» REQUIRED TASK
Copy all the entries word for word, but omit the pictures.

____________

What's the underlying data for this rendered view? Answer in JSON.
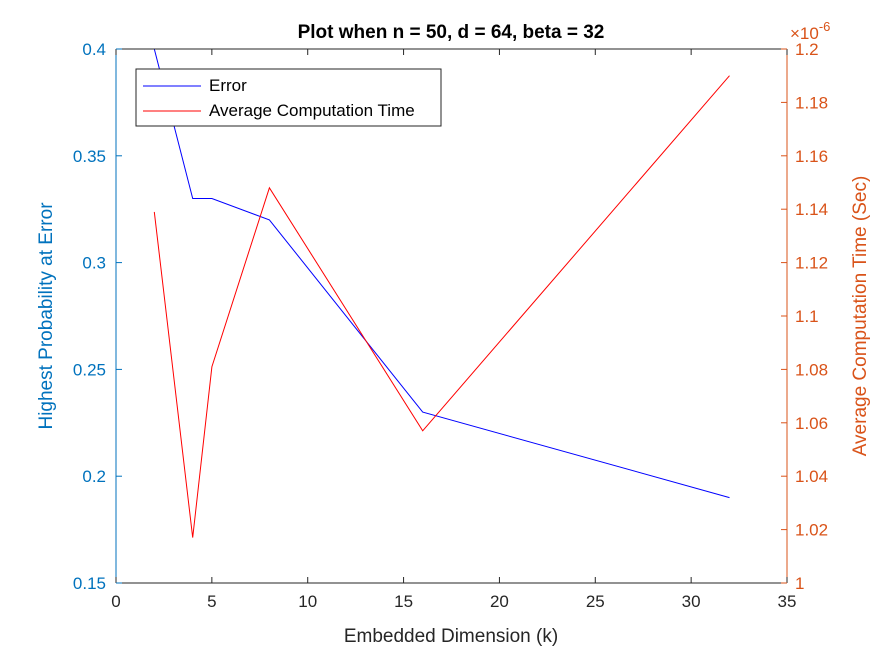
{
  "chart_data": {
    "type": "line",
    "title": "Plot when n = 50, d = 64, beta = 32",
    "xlabel": "Embedded Dimension (k)",
    "ylabel_left": "Highest Probability at Error",
    "ylabel_right": "Average Computation Time (Sec)",
    "right_exponent_base": "×10",
    "right_exponent_power": "-6",
    "xlim": [
      0,
      35
    ],
    "ylim_left": [
      0.15,
      0.4
    ],
    "ylim_right": [
      1.0,
      1.2
    ],
    "x_ticks": [
      0,
      5,
      10,
      15,
      20,
      25,
      30,
      35
    ],
    "y_ticks_left": [
      0.15,
      0.2,
      0.25,
      0.3,
      0.35,
      0.4
    ],
    "y_ticks_right": [
      1,
      1.02,
      1.04,
      1.06,
      1.08,
      1.1,
      1.12,
      1.14,
      1.16,
      1.18,
      1.2
    ],
    "legend_position": "top-left",
    "grid": false,
    "series": [
      {
        "name": "Error",
        "axis": "left",
        "color": "#0000ff",
        "x": [
          2,
          4,
          5,
          8,
          16,
          32
        ],
        "y": [
          0.4,
          0.33,
          0.33,
          0.32,
          0.23,
          0.19
        ]
      },
      {
        "name": "Average Computation Time",
        "axis": "right",
        "color": "#ff0000",
        "x": [
          2,
          4,
          5,
          8,
          16,
          32
        ],
        "y": [
          1.139,
          1.017,
          1.081,
          1.148,
          1.057,
          1.19
        ]
      }
    ],
    "colors": {
      "left_axis": "#0072bd",
      "right_axis": "#d95319",
      "bottom_axis": "#262626"
    }
  }
}
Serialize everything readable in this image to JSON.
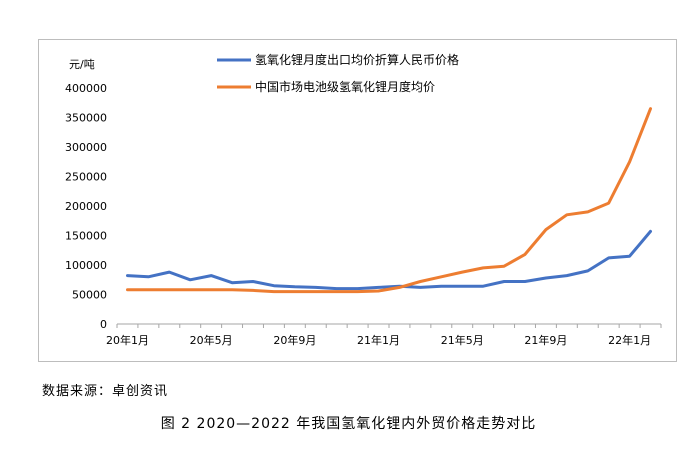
{
  "source_note": "数据来源：卓创资讯",
  "caption": "图 2  2020—2022 年我国氢氧化锂内外贸价格走势对比",
  "chart_data": {
    "type": "line",
    "ylabel": "元/吨",
    "ylim": [
      0,
      400000
    ],
    "yticks": [
      0,
      50000,
      100000,
      150000,
      200000,
      250000,
      300000,
      350000,
      400000
    ],
    "xticks": [
      "20年1月",
      "20年5月",
      "20年9月",
      "21年1月",
      "21年5月",
      "21年9月",
      "22年1月"
    ],
    "x": [
      "20年1月",
      "20年2月",
      "20年3月",
      "20年4月",
      "20年5月",
      "20年6月",
      "20年7月",
      "20年8月",
      "20年9月",
      "20年10月",
      "20年11月",
      "20年12月",
      "21年1月",
      "21年2月",
      "21年3月",
      "21年4月",
      "21年5月",
      "21年6月",
      "21年7月",
      "21年8月",
      "21年9月",
      "21年10月",
      "21年11月",
      "21年12月",
      "22年1月",
      "22年2月"
    ],
    "legend_position": "top",
    "grid": false,
    "series": [
      {
        "name": "氢氧化锂月度出口均价折算人民币价格",
        "color": "#4472C4",
        "values": [
          82000,
          80000,
          88000,
          75000,
          82000,
          70000,
          72000,
          65000,
          63000,
          62000,
          60000,
          60000,
          62000,
          64000,
          62000,
          64000,
          64000,
          64000,
          72000,
          72000,
          78000,
          82000,
          90000,
          112000,
          115000,
          157000
        ]
      },
      {
        "name": "中国市场电池级氢氧化锂月度均价",
        "color": "#ED7D31",
        "values": [
          58000,
          58000,
          58000,
          58000,
          58000,
          58000,
          57000,
          55000,
          55000,
          55000,
          55000,
          55000,
          56000,
          62000,
          72000,
          80000,
          88000,
          95000,
          98000,
          118000,
          160000,
          185000,
          190000,
          205000,
          275000,
          365000
        ]
      }
    ]
  }
}
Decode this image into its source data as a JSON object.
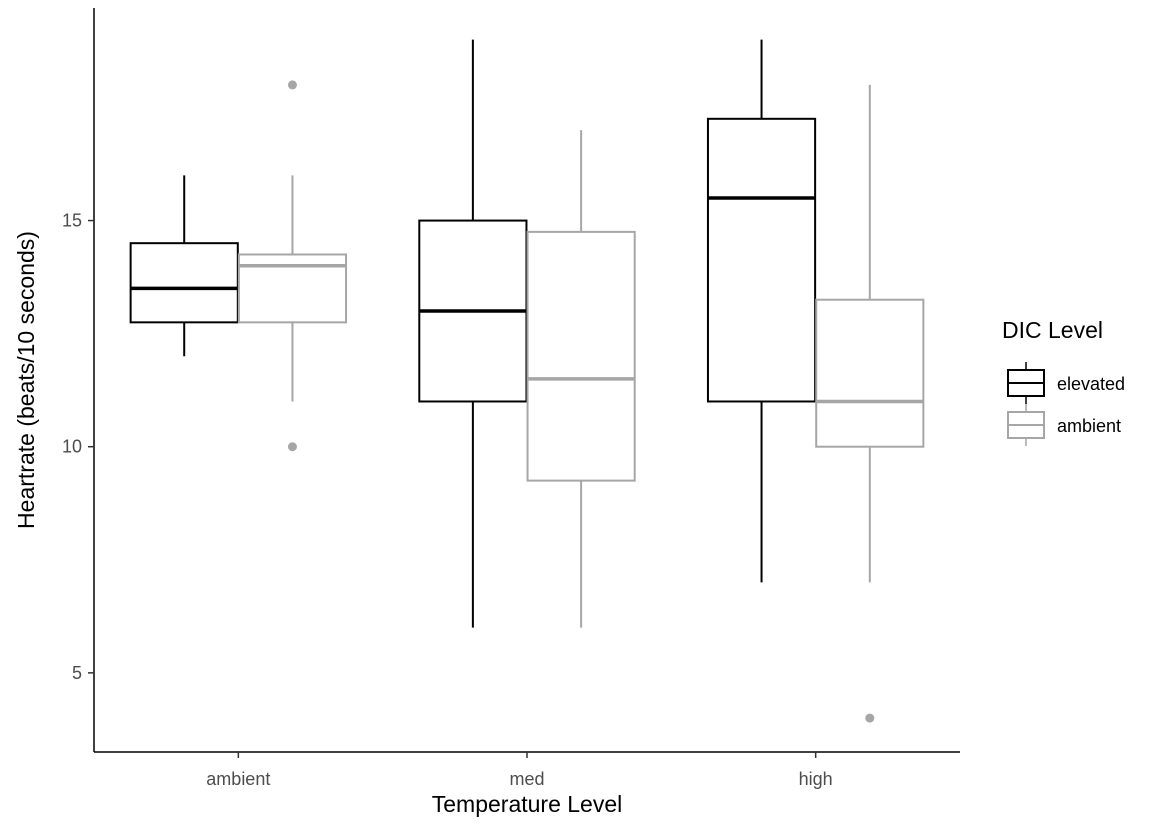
{
  "chart_data": {
    "type": "boxplot",
    "xlabel": "Temperature Level",
    "ylabel": "Heartrate (beats/10 seconds)",
    "categories": [
      "ambient",
      "med",
      "high"
    ],
    "yticks": [
      5,
      10,
      15
    ],
    "ylim": [
      3.25,
      19.7
    ],
    "grid": false,
    "legend": {
      "title": "DIC Level",
      "placement": "right"
    },
    "series": [
      {
        "name": "elevated",
        "color": "#000000",
        "boxes": [
          {
            "category": "ambient",
            "whisker_low": 12,
            "q1": 12.75,
            "median": 13.5,
            "q3": 14.5,
            "whisker_high": 16,
            "outliers": []
          },
          {
            "category": "med",
            "whisker_low": 6,
            "q1": 11,
            "median": 13,
            "q3": 15,
            "whisker_high": 19,
            "outliers": []
          },
          {
            "category": "high",
            "whisker_low": 7,
            "q1": 11,
            "median": 15.5,
            "q3": 17.25,
            "whisker_high": 19,
            "outliers": []
          }
        ]
      },
      {
        "name": "ambient",
        "color": "#a6a6a6",
        "boxes": [
          {
            "category": "ambient",
            "whisker_low": 11,
            "q1": 12.75,
            "median": 14,
            "q3": 14.25,
            "whisker_high": 16,
            "outliers": [
              10,
              18
            ]
          },
          {
            "category": "med",
            "whisker_low": 6,
            "q1": 9.25,
            "median": 11.5,
            "q3": 14.75,
            "whisker_high": 17,
            "outliers": []
          },
          {
            "category": "high",
            "whisker_low": 7,
            "q1": 10,
            "median": 11,
            "q3": 13.25,
            "whisker_high": 18,
            "outliers": [
              4
            ]
          }
        ]
      }
    ]
  }
}
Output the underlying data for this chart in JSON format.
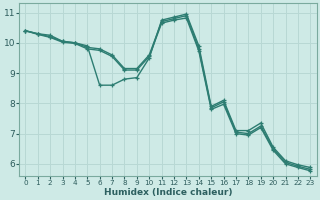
{
  "xlabel": "Humidex (Indice chaleur)",
  "bg_color": "#ceeae6",
  "grid_color": "#b8d8d4",
  "line_color": "#2d7d72",
  "xlim": [
    -0.5,
    23.5
  ],
  "ylim": [
    5.6,
    11.3
  ],
  "xticks": [
    0,
    1,
    2,
    3,
    4,
    5,
    6,
    7,
    8,
    9,
    10,
    11,
    12,
    13,
    14,
    15,
    16,
    17,
    18,
    19,
    20,
    21,
    22,
    23
  ],
  "yticks": [
    6,
    7,
    8,
    9,
    10,
    11
  ],
  "line1_x": [
    0,
    1,
    2,
    3,
    4,
    5,
    6,
    7,
    8,
    9,
    10,
    11,
    12,
    13,
    14,
    15,
    16,
    17,
    18,
    19,
    20,
    21,
    22,
    23
  ],
  "line1_y": [
    10.4,
    10.3,
    10.25,
    10.05,
    10.0,
    9.9,
    8.6,
    8.6,
    8.8,
    8.85,
    9.5,
    10.75,
    10.85,
    10.95,
    9.9,
    7.9,
    8.1,
    7.1,
    7.1,
    7.35,
    6.55,
    6.1,
    5.97,
    5.88
  ],
  "line2_x": [
    0,
    1,
    2,
    3,
    4,
    5,
    6,
    7,
    8,
    9,
    10,
    11,
    12,
    13,
    14,
    15,
    16,
    17,
    18,
    19,
    20,
    21,
    22,
    23
  ],
  "line2_y": [
    10.4,
    10.3,
    10.2,
    10.05,
    10.0,
    9.85,
    9.8,
    9.6,
    9.15,
    9.15,
    9.6,
    10.7,
    10.8,
    10.9,
    9.8,
    7.85,
    8.05,
    7.05,
    7.0,
    7.25,
    6.5,
    6.05,
    5.92,
    5.82
  ],
  "line3_x": [
    0,
    1,
    2,
    3,
    4,
    5,
    6,
    7,
    8,
    9,
    10,
    11,
    12,
    13,
    14,
    15,
    16,
    17,
    18,
    19,
    20,
    21,
    22,
    23
  ],
  "line3_y": [
    10.4,
    10.28,
    10.18,
    10.02,
    9.98,
    9.8,
    9.75,
    9.55,
    9.1,
    9.1,
    9.55,
    10.65,
    10.75,
    10.82,
    9.73,
    7.8,
    7.97,
    7.0,
    6.95,
    7.2,
    6.45,
    6.0,
    5.88,
    5.77
  ]
}
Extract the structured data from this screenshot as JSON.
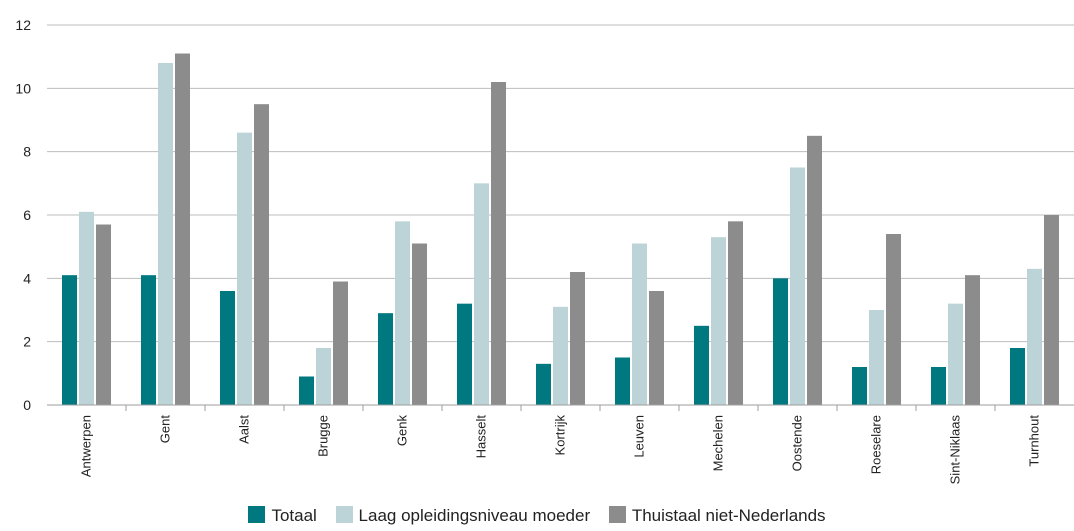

____________

» EXERCISE RESPONSE
What's the underlying data for this rendered view? Answer in JSON.
{
  "chart_data": {
    "type": "line",
    "title": "Plot when n = 50, d = 64, beta = 32",
    "xlabel": "Embedded Dimension (k)",
    "ylabel_left": "Highest Probability at Error",
    "ylabel_right": "Average Computation Time (Sec)",
    "right_exponent_base": "×10",
    "right_exponent_power": "-6",
    "xlim": [
      0,
      35
    ],
    "ylim_left": [
      0.15,
      0.4
    ],
    "ylim_right": [
      1.0,
      1.2
    ],
    "x_ticks": [
      0,
      5,
      10,
      15,
      20,
      25,
      30,
      35
    ],
    "y_ticks_left": [
      0.15,
      0.2,
      0.25,
      0.3,
      0.35,
      0.4
    ],
    "y_ticks_right": [
      1,
      1.02,
      1.04,
      1.06,
      1.08,
      1.1,
      1.12,
      1.14,
      1.16,
      1.18,
      1.2
    ],
    "legend_position": "top-left",
    "grid": false,
    "series": [
      {
        "name": "Error",
        "axis": "left",
        "color": "#0000ff",
        "x": [
          2,
          4,
          5,
          8,
          16,
          32
        ],
        "y": [
          0.4,
          0.33,
          0.33,
          0.32,
          0.23,
          0.19
        ]
      },
      {
        "name": "Average Computation Time",
        "axis": "right",
        "color": "#ff0000",
        "x": [
          2,
          4,
          5,
          8,
          16,
          32
        ],
        "y": [
          1.139,
          1.017,
          1.081,
          1.148,
          1.057,
          1.19
        ]
      }
    ],
    "colors": {
      "left_axis": "#0072bd",
      "right_axis": "#d95319",
      "bottom_axis": "#262626"
    }
  }
}
Serialize everything readable in this image to JSON.
{
  "source_note": "数据来源：卓创资讯",
  "caption": "图 2  2020—2022 年我国氢氧化锂内外贸价格走势对比",
  "chart_data": {
    "type": "line",
    "ylabel": "元/吨",
    "ylim": [
      0,
      400000
    ],
    "yticks": [
      0,
      50000,
      100000,
      150000,
      200000,
      250000,
      300000,
      350000,
      400000
    ],
    "xticks": [
      "20年1月",
      "20年5月",
      "20年9月",
      "21年1月",
      "21年5月",
      "21年9月",
      "22年1月"
    ],
    "x": [
      "20年1月",
      "20年2月",
      "20年3月",
      "20年4月",
      "20年5月",
      "20年6月",
      "20年7月",
      "20年8月",
      "20年9月",
      "20年10月",
      "20年11月",
      "20年12月",
      "21年1月",
      "21年2月",
      "21年3月",
      "21年4月",
      "21年5月",
      "21年6月",
      "21年7月",
      "21年8月",
      "21年9月",
      "21年10月",
      "21年11月",
      "21年12月",
      "22年1月",
      "22年2月"
    ],
    "legend_position": "top",
    "grid": false,
    "series": [
      {
        "name": "氢氧化锂月度出口均价折算人民币价格",
        "color": "#4472C4",
        "values": [
          82000,
          80000,
          88000,
          75000,
          82000,
          70000,
          72000,
          65000,
          63000,
          62000,
          60000,
          60000,
          62000,
          64000,
          62000,
          64000,
          64000,
          64000,
          72000,
          72000,
          78000,
          82000,
          90000,
          112000,
          115000,
          157000
        ]
      },
      {
        "name": "中国市场电池级氢氧化锂月度均价",
        "color": "#ED7D31",
        "values": [
          58000,
          58000,
          58000,
          58000,
          58000,
          58000,
          57000,
          55000,
          55000,
          55000,
          55000,
          55000,
          56000,
          62000,
          72000,
          80000,
          88000,
          95000,
          98000,
          118000,
          160000,
          185000,
          190000,
          205000,
          275000,
          365000
        ]
      }
    ]
  }
}
Decode this image into its source data as a JSON object.
{
  "chart_data": {
    "type": "boxplot",
    "xlabel": "Temperature Level",
    "ylabel": "Heartrate (beats/10 seconds)",
    "categories": [
      "ambient",
      "med",
      "high"
    ],
    "yticks": [
      5,
      10,
      15
    ],
    "ylim": [
      3.25,
      19.7
    ],
    "grid": false,
    "legend": {
      "title": "DIC Level",
      "placement": "right"
    },
    "series": [
      {
        "name": "elevated",
        "color": "#000000",
        "boxes": [
          {
            "category": "ambient",
            "whisker_low": 12,
            "q1": 12.75,
            "median": 13.5,
            "q3": 14.5,
            "whisker_high": 16,
            "outliers": []
          },
          {
            "category": "med",
            "whisker_low": 6,
            "q1": 11,
            "median": 13,
            "q3": 15,
            "whisker_high": 19,
            "outliers": []
          },
          {
            "category": "high",
            "whisker_low": 7,
            "q1": 11,
            "median": 15.5,
            "q3": 17.25,
            "whisker_high": 19,
            "outliers": []
          }
        ]
      },
      {
        "name": "ambient",
        "color": "#a6a6a6",
        "boxes": [
          {
            "category": "ambient",
            "whisker_low": 11,
            "q1": 12.75,
            "median": 14,
            "q3": 14.25,
            "whisker_high": 16,
            "outliers": [
              10,
              18
            ]
          },
          {
            "category": "med",
            "whisker_low": 6,
            "q1": 9.25,
            "median": 11.5,
            "q3": 14.75,
            "whisker_high": 17,
            "outliers": []
          },
          {
            "category": "high",
            "whisker_low": 7,
            "q1": 10,
            "median": 11,
            "q3": 13.25,
            "whisker_high": 18,
            "outliers": [
              4
            ]
          }
        ]
      }
    ]
  }
}
Output the underlying data for this chart in JSON format.
{
  "xlabel": "Humidex (Indice chaleur)",
  "bg_color": "#ceeae6",
  "grid_color": "#b8d8d4",
  "line_color": "#2d7d72",
  "xlim": [
    -0.5,
    23.5
  ],
  "ylim": [
    5.6,
    11.3
  ],
  "xticks": [
    0,
    1,
    2,
    3,
    4,
    5,
    6,
    7,
    8,
    9,
    10,
    11,
    12,
    13,
    14,
    15,
    16,
    17,
    18,
    19,
    20,
    21,
    22,
    23
  ],
  "yticks": [
    6,
    7,
    8,
    9,
    10,
    11
  ],
  "line1_x": [
    0,
    1,
    2,
    3,
    4,
    5,
    6,
    7,
    8,
    9,
    10,
    11,
    12,
    13,
    14,
    15,
    16,
    17,
    18,
    19,
    20,
    21,
    22,
    23
  ],
  "line1_y": [
    10.4,
    10.3,
    10.25,
    10.05,
    10.0,
    9.9,
    8.6,
    8.6,
    8.8,
    8.85,
    9.5,
    10.75,
    10.85,
    10.95,
    9.9,
    7.9,
    8.1,
    7.1,
    7.1,
    7.35,
    6.55,
    6.1,
    5.97,
    5.88
  ],
  "line2_x": [
    0,
    1,
    2,
    3,
    4,
    5,
    6,
    7,
    8,
    9,
    10,
    11,
    12,
    13,
    14,
    15,
    16,
    17,
    18,
    19,
    20,
    21,
    22,
    23
  ],
  "line2_y": [
    10.4,
    10.3,
    10.2,
    10.05,
    10.0,
    9.85,
    9.8,
    9.6,
    9.15,
    9.15,
    9.6,
    10.7,
    10.8,
    10.9,
    9.8,
    7.85,
    8.05,
    7.05,
    7.0,
    7.25,
    6.5,
    6.05,
    5.92,
    5.82
  ],
  "line3_x": [
    0,
    1,
    2,
    3,
    4,
    5,
    6,
    7,
    8,
    9,
    10,
    11,
    12,
    13,
    14,
    15,
    16,
    17,
    18,
    19,
    20,
    21,
    22,
    23
  ],
  "line3_y": [
    10.4,
    10.28,
    10.18,
    10.02,
    9.98,
    9.8,
    9.75,
    9.55,
    9.1,
    9.1,
    9.55,
    10.65,
    10.75,
    10.82,
    9.73,
    7.8,
    7.97,
    7.0,
    6.95,
    7.2,
    6.45,
    6.0,
    5.88,
    5.77
  ]
}
Extract the structured data from this screenshot as JSON.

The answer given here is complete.